### Written exercise
Each entry below should be returned exactly as is, with the pictures removed.

### Source material
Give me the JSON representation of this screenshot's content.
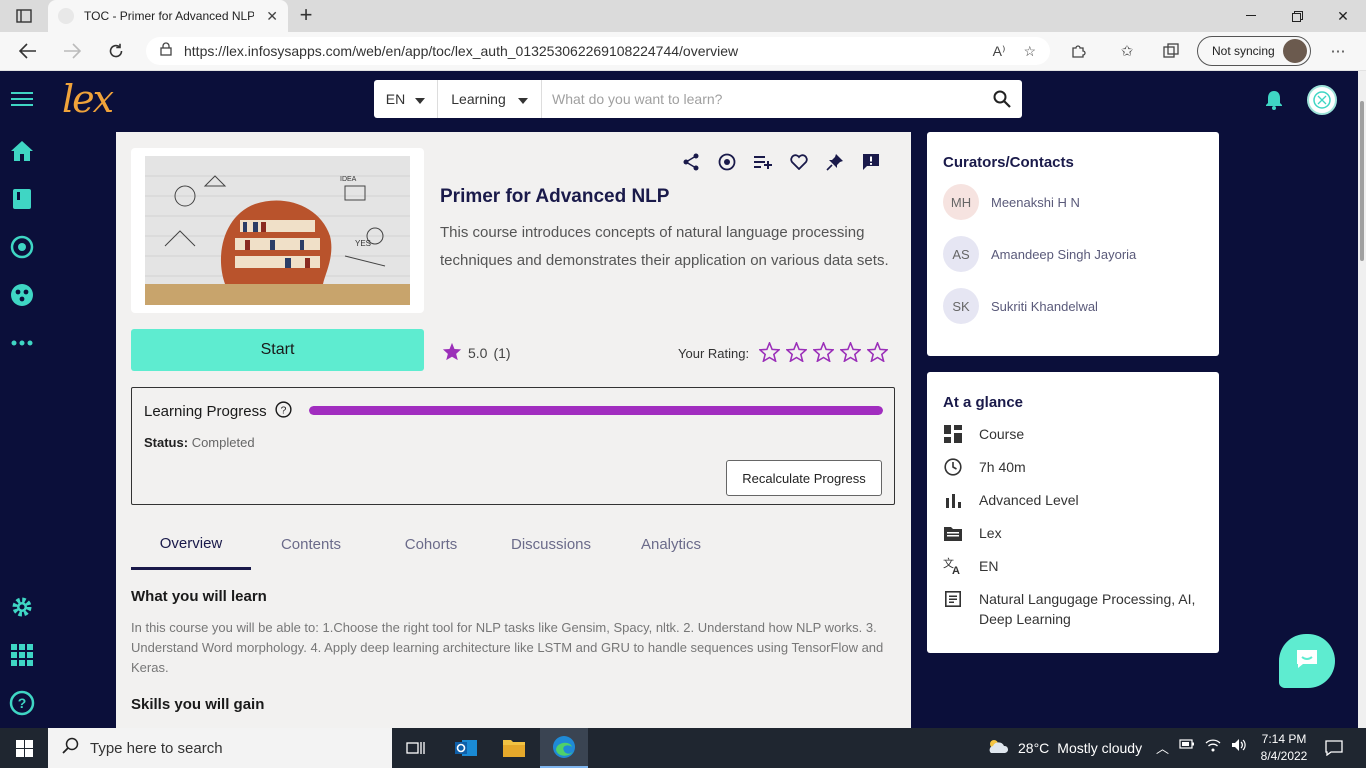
{
  "browser": {
    "tab_title": "TOC - Primer for Advanced NLP",
    "url": "https://lex.infosysapps.com/web/en/app/toc/lex_auth_013253062269108224744/overview",
    "profile_label": "Not syncing"
  },
  "header": {
    "logo_text": "lex",
    "language": "EN",
    "category": "Learning",
    "search_placeholder": "What do you want to learn?"
  },
  "course": {
    "title": "Primer for Advanced NLP",
    "description": "This course introduces concepts of natural language processing techniques and demonstrates their application on various data sets.",
    "start_label": "Start",
    "rating_value": "5.0",
    "rating_count": "(1)",
    "your_rating_label": "Your Rating:"
  },
  "progress": {
    "title": "Learning Progress",
    "percent": 100,
    "status_label": "Status:",
    "status_value": "Completed",
    "recalc_label": "Recalculate Progress"
  },
  "tabs": [
    "Overview",
    "Contents",
    "Cohorts",
    "Discussions",
    "Analytics"
  ],
  "overview": {
    "what_title": "What you will learn",
    "what_text": "In this course you will be able to: 1.Choose the right tool for NLP tasks like Gensim, Spacy, nltk. 2. Understand how NLP works. 3. Understand Word morphology. 4. Apply deep learning architecture like LSTM and GRU to handle sequences using TensorFlow and Keras.",
    "skills_title": "Skills you will gain"
  },
  "curators": {
    "title": "Curators/Contacts",
    "people": [
      {
        "initials": "MH",
        "name": "Meenakshi H N",
        "color": "#f6e3e0"
      },
      {
        "initials": "AS",
        "name": "Amandeep Singh Jayoria",
        "color": "#e6e6f3"
      },
      {
        "initials": "SK",
        "name": "Sukriti Khandelwal",
        "color": "#e6e6f3"
      }
    ]
  },
  "glance": {
    "title": "At a glance",
    "items": [
      {
        "icon": "dashboard-icon",
        "text": "Course"
      },
      {
        "icon": "clock-icon",
        "text": "7h 40m"
      },
      {
        "icon": "bar-chart-icon",
        "text": "Advanced Level"
      },
      {
        "icon": "folder-icon",
        "text": "Lex"
      },
      {
        "icon": "translate-icon",
        "text": "EN"
      },
      {
        "icon": "subject-icon",
        "text": "Natural Langugage Processing, AI, Deep Learning"
      }
    ]
  },
  "taskbar": {
    "search_placeholder": "Type here to search",
    "weather_temp": "28°C",
    "weather_text": "Mostly cloudy",
    "time": "7:14 PM",
    "date": "8/4/2022"
  },
  "colors": {
    "accent": "#5eecd0",
    "progress": "#a12dbf",
    "navy": "#0b0f3a",
    "star": "#9b2fb9"
  }
}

### Finished answer
Give me the JSON representation of this screenshot's content.
{
  "browser": {
    "tab_title": "TOC - Primer for Advanced NLP",
    "url": "https://lex.infosysapps.com/web/en/app/toc/lex_auth_013253062269108224744/overview",
    "profile_label": "Not syncing"
  },
  "header": {
    "logo_text": "lex",
    "language": "EN",
    "category": "Learning",
    "search_placeholder": "What do you want to learn?"
  },
  "course": {
    "title": "Primer for Advanced NLP",
    "description": "This course introduces concepts of natural language processing techniques and demonstrates their application on various data sets.",
    "start_label": "Start",
    "rating_value": "5.0",
    "rating_count": "(1)",
    "your_rating_label": "Your Rating:"
  },
  "progress": {
    "title": "Learning Progress",
    "percent": 100,
    "status_label": "Status:",
    "status_value": "Completed",
    "recalc_label": "Recalculate Progress"
  },
  "tabs": [
    "Overview",
    "Contents",
    "Cohorts",
    "Discussions",
    "Analytics"
  ],
  "overview": {
    "what_title": "What you will learn",
    "what_text": "In this course you will be able to: 1.Choose the right tool for NLP tasks like Gensim, Spacy, nltk. 2. Understand how NLP works. 3. Understand Word morphology. 4. Apply deep learning architecture like LSTM and GRU to handle sequences using TensorFlow and Keras.",
    "skills_title": "Skills you will gain"
  },
  "curators": {
    "title": "Curators/Contacts",
    "people": [
      {
        "initials": "MH",
        "name": "Meenakshi H N",
        "color": "#f6e3e0"
      },
      {
        "initials": "AS",
        "name": "Amandeep Singh Jayoria",
        "color": "#e6e6f3"
      },
      {
        "initials": "SK",
        "name": "Sukriti Khandelwal",
        "color": "#e6e6f3"
      }
    ]
  },
  "glance": {
    "title": "At a glance",
    "items": [
      {
        "icon": "dashboard-icon",
        "text": "Course"
      },
      {
        "icon": "clock-icon",
        "text": "7h 40m"
      },
      {
        "icon": "bar-chart-icon",
        "text": "Advanced Level"
      },
      {
        "icon": "folder-icon",
        "text": "Lex"
      },
      {
        "icon": "translate-icon",
        "text": "EN"
      },
      {
        "icon": "subject-icon",
        "text": "Natural Langugage Processing, AI, Deep Learning"
      }
    ]
  },
  "taskbar": {
    "search_placeholder": "Type here to search",
    "weather_temp": "28°C",
    "weather_text": "Mostly cloudy",
    "time": "7:14 PM",
    "date": "8/4/2022"
  },
  "colors": {
    "accent": "#5eecd0",
    "progress": "#a12dbf",
    "navy": "#0b0f3a",
    "star": "#9b2fb9"
  }
}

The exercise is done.